Problem statement = Set down each record below precisely, skipping the pictures.

Data supplied =
··········
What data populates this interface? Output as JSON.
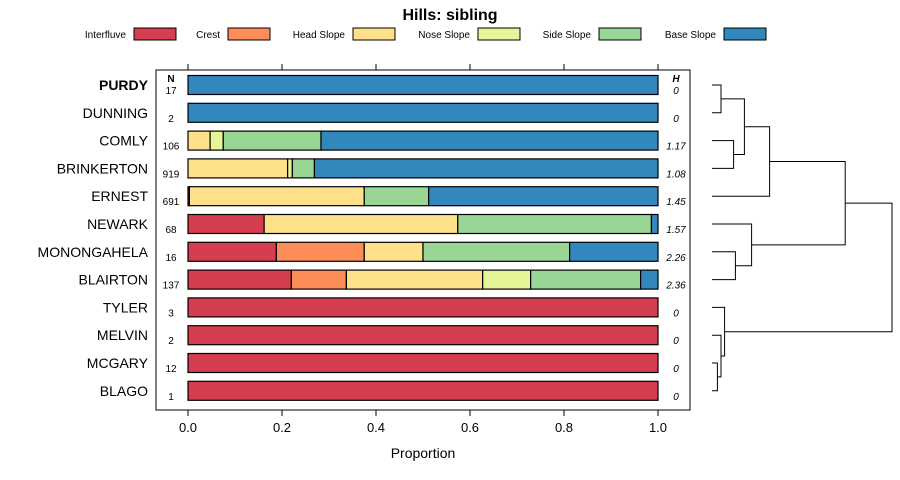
{
  "chart_data": {
    "type": "bar",
    "subtype": "stacked-horizontal-proportion",
    "title": "Hills: sibling",
    "xlabel": "Proportion",
    "xlim": [
      0,
      1
    ],
    "x_ticks": [
      "0.0",
      "0.2",
      "0.4",
      "0.6",
      "0.8",
      "1.0"
    ],
    "x_tick_values": [
      0,
      0.2,
      0.4,
      0.6,
      0.8,
      1.0
    ],
    "n_header": "N",
    "h_header": "H",
    "series": [
      {
        "name": "Interfluve",
        "color": "#d53e4f"
      },
      {
        "name": "Crest",
        "color": "#fc8d59"
      },
      {
        "name": "Head Slope",
        "color": "#fee08b"
      },
      {
        "name": "Nose Slope",
        "color": "#e6f598"
      },
      {
        "name": "Side Slope",
        "color": "#99d594"
      },
      {
        "name": "Base Slope",
        "color": "#3288bd"
      }
    ],
    "rows": [
      {
        "name": "PURDY",
        "bold": true,
        "n": "17",
        "h": "0",
        "values": [
          0,
          0,
          0,
          0,
          0,
          1.0
        ]
      },
      {
        "name": "DUNNING",
        "bold": false,
        "n": "2",
        "h": "0",
        "values": [
          0,
          0,
          0,
          0,
          0,
          1.0
        ]
      },
      {
        "name": "COMLY",
        "bold": false,
        "n": "106",
        "h": "1.17",
        "values": [
          0,
          0,
          0.047,
          0.028,
          0.208,
          0.717
        ]
      },
      {
        "name": "BRINKERTON",
        "bold": false,
        "n": "919",
        "h": "1.08",
        "values": [
          0,
          0,
          0.212,
          0.01,
          0.047,
          0.731
        ]
      },
      {
        "name": "ERNEST",
        "bold": false,
        "n": "691",
        "h": "1.45",
        "values": [
          0.003,
          0,
          0.372,
          0,
          0.137,
          0.488
        ]
      },
      {
        "name": "NEWARK",
        "bold": false,
        "n": "68",
        "h": "1.57",
        "values": [
          0.162,
          0,
          0.412,
          0,
          0.412,
          0.014
        ]
      },
      {
        "name": "MONONGAHELA",
        "bold": false,
        "n": "16",
        "h": "2.26",
        "values": [
          0.188,
          0.187,
          0.125,
          0,
          0.312,
          0.188
        ]
      },
      {
        "name": "BLAIRTON",
        "bold": false,
        "n": "137",
        "h": "2.36",
        "values": [
          0.22,
          0.117,
          0.29,
          0.102,
          0.234,
          0.037
        ]
      },
      {
        "name": "TYLER",
        "bold": false,
        "n": "3",
        "h": "0",
        "values": [
          1.0,
          0,
          0,
          0,
          0,
          0
        ]
      },
      {
        "name": "MELVIN",
        "bold": false,
        "n": "2",
        "h": "0",
        "values": [
          1.0,
          0,
          0,
          0,
          0,
          0
        ]
      },
      {
        "name": "MCGARY",
        "bold": false,
        "n": "12",
        "h": "0",
        "values": [
          1.0,
          0,
          0,
          0,
          0,
          0
        ]
      },
      {
        "name": "BLAGO",
        "bold": false,
        "n": "1",
        "h": "0",
        "values": [
          1.0,
          0,
          0,
          0,
          0,
          0
        ]
      }
    ],
    "dendrogram": {
      "merges": [
        {
          "a": 0,
          "b": 1,
          "height": 0.05
        },
        {
          "a": 2,
          "b": 3,
          "height": 0.12
        },
        {
          "a": "m0",
          "b": "m1",
          "height": 0.18
        },
        {
          "a": "m2",
          "b": 4,
          "height": 0.32
        },
        {
          "a": 6,
          "b": 7,
          "height": 0.13
        },
        {
          "a": 5,
          "b": "m4",
          "height": 0.22
        },
        {
          "a": "m3",
          "b": "m5",
          "height": 0.74
        },
        {
          "a": 10,
          "b": 11,
          "height": 0.03
        },
        {
          "a": 9,
          "b": "m7",
          "height": 0.05
        },
        {
          "a": 8,
          "b": "m8",
          "height": 0.07
        },
        {
          "a": "m6",
          "b": "m9",
          "height": 1.0
        }
      ]
    }
  }
}
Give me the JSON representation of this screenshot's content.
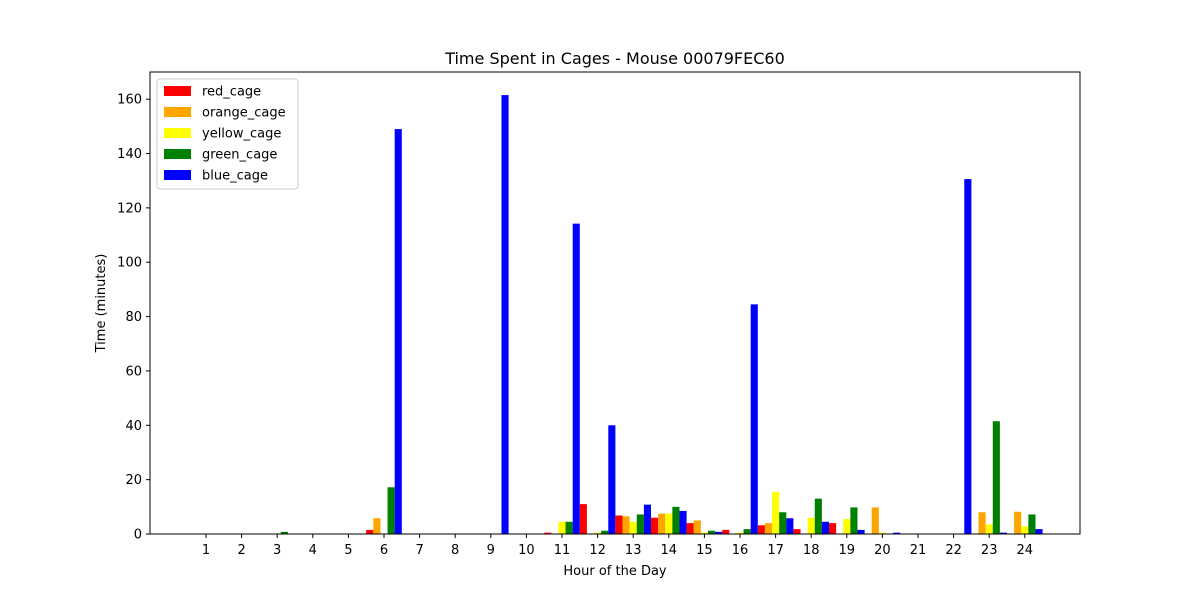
{
  "chart_data": {
    "type": "bar",
    "title": "Time Spent in Cages - Mouse 00079FEC60",
    "xlabel": "Hour of the Day",
    "ylabel": "Time (minutes)",
    "ylim": [
      0,
      170
    ],
    "yticks": [
      0,
      20,
      40,
      60,
      80,
      100,
      120,
      140,
      160
    ],
    "categories": [
      "1",
      "2",
      "3",
      "4",
      "5",
      "6",
      "7",
      "8",
      "9",
      "10",
      "11",
      "12",
      "13",
      "14",
      "15",
      "16",
      "17",
      "18",
      "19",
      "20",
      "21",
      "22",
      "23",
      "24"
    ],
    "grid": false,
    "legend_position": "top-left",
    "series": [
      {
        "name": "red_cage",
        "color": "#ff0000",
        "values": [
          0,
          0,
          0,
          0,
          0,
          1.5,
          0,
          0,
          0,
          0,
          0.5,
          11,
          6.8,
          6,
          4,
          1.5,
          3.2,
          1.8,
          4,
          0,
          0,
          0,
          0,
          0
        ]
      },
      {
        "name": "orange_cage",
        "color": "#ffa500",
        "values": [
          0,
          0,
          0,
          0,
          0,
          5.8,
          0,
          0,
          0,
          0,
          0,
          0,
          6.5,
          7.5,
          5,
          0,
          4,
          0,
          0,
          9.8,
          0,
          0,
          8,
          8.2
        ]
      },
      {
        "name": "yellow_cage",
        "color": "#ffff00",
        "values": [
          0,
          0,
          0,
          0,
          0,
          0,
          0,
          0,
          0,
          0,
          4.5,
          0.5,
          4.5,
          7.5,
          0.5,
          0.5,
          15.5,
          6,
          5.5,
          0.5,
          0,
          0,
          3.5,
          2.8
        ]
      },
      {
        "name": "green_cage",
        "color": "#008000",
        "values": [
          0,
          0,
          0.8,
          0,
          0,
          17.2,
          0,
          0,
          0,
          0,
          4.5,
          1.2,
          7.2,
          10,
          1.2,
          1.8,
          8,
          13,
          9.8,
          0,
          0,
          0,
          41.5,
          7.2
        ]
      },
      {
        "name": "blue_cage",
        "color": "#0000ff",
        "values": [
          0,
          0,
          0,
          0,
          0,
          149,
          0,
          0,
          161.5,
          0,
          114.2,
          40,
          10.8,
          8.5,
          0.8,
          84.5,
          5.8,
          4.5,
          1.5,
          0.5,
          0,
          130.6,
          0.5,
          1.8
        ]
      }
    ]
  }
}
··········
Response for this exercise =
What data populates this interface? Output as JSON.
{
  "chart_data": {
    "type": "bar",
    "subtype": "stacked-horizontal-proportion",
    "title": "Hills: sibling",
    "xlabel": "Proportion",
    "xlim": [
      0,
      1
    ],
    "x_ticks": [
      "0.0",
      "0.2",
      "0.4",
      "0.6",
      "0.8",
      "1.0"
    ],
    "x_tick_values": [
      0,
      0.2,
      0.4,
      0.6,
      0.8,
      1.0
    ],
    "n_header": "N",
    "h_header": "H",
    "series": [
      {
        "name": "Interfluve",
        "color": "#d53e4f"
      },
      {
        "name": "Crest",
        "color": "#fc8d59"
      },
      {
        "name": "Head Slope",
        "color": "#fee08b"
      },
      {
        "name": "Nose Slope",
        "color": "#e6f598"
      },
      {
        "name": "Side Slope",
        "color": "#99d594"
      },
      {
        "name": "Base Slope",
        "color": "#3288bd"
      }
    ],
    "rows": [
      {
        "name": "PURDY",
        "bold": true,
        "n": "17",
        "h": "0",
        "values": [
          0,
          0,
          0,
          0,
          0,
          1.0
        ]
      },
      {
        "name": "DUNNING",
        "bold": false,
        "n": "2",
        "h": "0",
        "values": [
          0,
          0,
          0,
          0,
          0,
          1.0
        ]
      },
      {
        "name": "COMLY",
        "bold": false,
        "n": "106",
        "h": "1.17",
        "values": [
          0,
          0,
          0.047,
          0.028,
          0.208,
          0.717
        ]
      },
      {
        "name": "BRINKERTON",
        "bold": false,
        "n": "919",
        "h": "1.08",
        "values": [
          0,
          0,
          0.212,
          0.01,
          0.047,
          0.731
        ]
      },
      {
        "name": "ERNEST",
        "bold": false,
        "n": "691",
        "h": "1.45",
        "values": [
          0.003,
          0,
          0.372,
          0,
          0.137,
          0.488
        ]
      },
      {
        "name": "NEWARK",
        "bold": false,
        "n": "68",
        "h": "1.57",
        "values": [
          0.162,
          0,
          0.412,
          0,
          0.412,
          0.014
        ]
      },
      {
        "name": "MONONGAHELA",
        "bold": false,
        "n": "16",
        "h": "2.26",
        "values": [
          0.188,
          0.187,
          0.125,
          0,
          0.312,
          0.188
        ]
      },
      {
        "name": "BLAIRTON",
        "bold": false,
        "n": "137",
        "h": "2.36",
        "values": [
          0.22,
          0.117,
          0.29,
          0.102,
          0.234,
          0.037
        ]
      },
      {
        "name": "TYLER",
        "bold": false,
        "n": "3",
        "h": "0",
        "values": [
          1.0,
          0,
          0,
          0,
          0,
          0
        ]
      },
      {
        "name": "MELVIN",
        "bold": false,
        "n": "2",
        "h": "0",
        "values": [
          1.0,
          0,
          0,
          0,
          0,
          0
        ]
      },
      {
        "name": "MCGARY",
        "bold": false,
        "n": "12",
        "h": "0",
        "values": [
          1.0,
          0,
          0,
          0,
          0,
          0
        ]
      },
      {
        "name": "BLAGO",
        "bold": false,
        "n": "1",
        "h": "0",
        "values": [
          1.0,
          0,
          0,
          0,
          0,
          0
        ]
      }
    ],
    "dendrogram": {
      "merges": [
        {
          "a": 0,
          "b": 1,
          "height": 0.05
        },
        {
          "a": 2,
          "b": 3,
          "height": 0.12
        },
        {
          "a": "m0",
          "b": "m1",
          "height": 0.18
        },
        {
          "a": "m2",
          "b": 4,
          "height": 0.32
        },
        {
          "a": 6,
          "b": 7,
          "height": 0.13
        },
        {
          "a": 5,
          "b": "m4",
          "height": 0.22
        },
        {
          "a": "m3",
          "b": "m5",
          "height": 0.74
        },
        {
          "a": 10,
          "b": 11,
          "height": 0.03
        },
        {
          "a": 9,
          "b": "m7",
          "height": 0.05
        },
        {
          "a": 8,
          "b": "m8",
          "height": 0.07
        },
        {
          "a": "m6",
          "b": "m9",
          "height": 1.0
        }
      ]
    }
  }
}
Give me the JSON representation of this screenshot's content.
{
  "chart_data": {
    "type": "bar",
    "title": "Time Spent in Cages - Mouse 00079FEC60",
    "xlabel": "Hour of the Day",
    "ylabel": "Time (minutes)",
    "ylim": [
      0,
      170
    ],
    "yticks": [
      0,
      20,
      40,
      60,
      80,
      100,
      120,
      140,
      160
    ],
    "categories": [
      "1",
      "2",
      "3",
      "4",
      "5",
      "6",
      "7",
      "8",
      "9",
      "10",
      "11",
      "12",
      "13",
      "14",
      "15",
      "16",
      "17",
      "18",
      "19",
      "20",
      "21",
      "22",
      "23",
      "24"
    ],
    "grid": false,
    "legend_position": "top-left",
    "series": [
      {
        "name": "red_cage",
        "color": "#ff0000",
        "values": [
          0,
          0,
          0,
          0,
          0,
          1.5,
          0,
          0,
          0,
          0,
          0.5,
          11,
          6.8,
          6,
          4,
          1.5,
          3.2,
          1.8,
          4,
          0,
          0,
          0,
          0,
          0
        ]
      },
      {
        "name": "orange_cage",
        "color": "#ffa500",
        "values": [
          0,
          0,
          0,
          0,
          0,
          5.8,
          0,
          0,
          0,
          0,
          0,
          0,
          6.5,
          7.5,
          5,
          0,
          4,
          0,
          0,
          9.8,
          0,
          0,
          8,
          8.2
        ]
      },
      {
        "name": "yellow_cage",
        "color": "#ffff00",
        "values": [
          0,
          0,
          0,
          0,
          0,
          0,
          0,
          0,
          0,
          0,
          4.5,
          0.5,
          4.5,
          7.5,
          0.5,
          0.5,
          15.5,
          6,
          5.5,
          0.5,
          0,
          0,
          3.5,
          2.8
        ]
      },
      {
        "name": "green_cage",
        "color": "#008000",
        "values": [
          0,
          0,
          0.8,
          0,
          0,
          17.2,
          0,
          0,
          0,
          0,
          4.5,
          1.2,
          7.2,
          10,
          1.2,
          1.8,
          8,
          13,
          9.8,
          0,
          0,
          0,
          41.5,
          7.2
        ]
      },
      {
        "name": "blue_cage",
        "color": "#0000ff",
        "values": [
          0,
          0,
          0,
          0,
          0,
          149,
          0,
          0,
          161.5,
          0,
          114.2,
          40,
          10.8,
          8.5,
          0.8,
          84.5,
          5.8,
          4.5,
          1.5,
          0.5,
          0,
          130.6,
          0.5,
          1.8
        ]
      }
    ]
  }
}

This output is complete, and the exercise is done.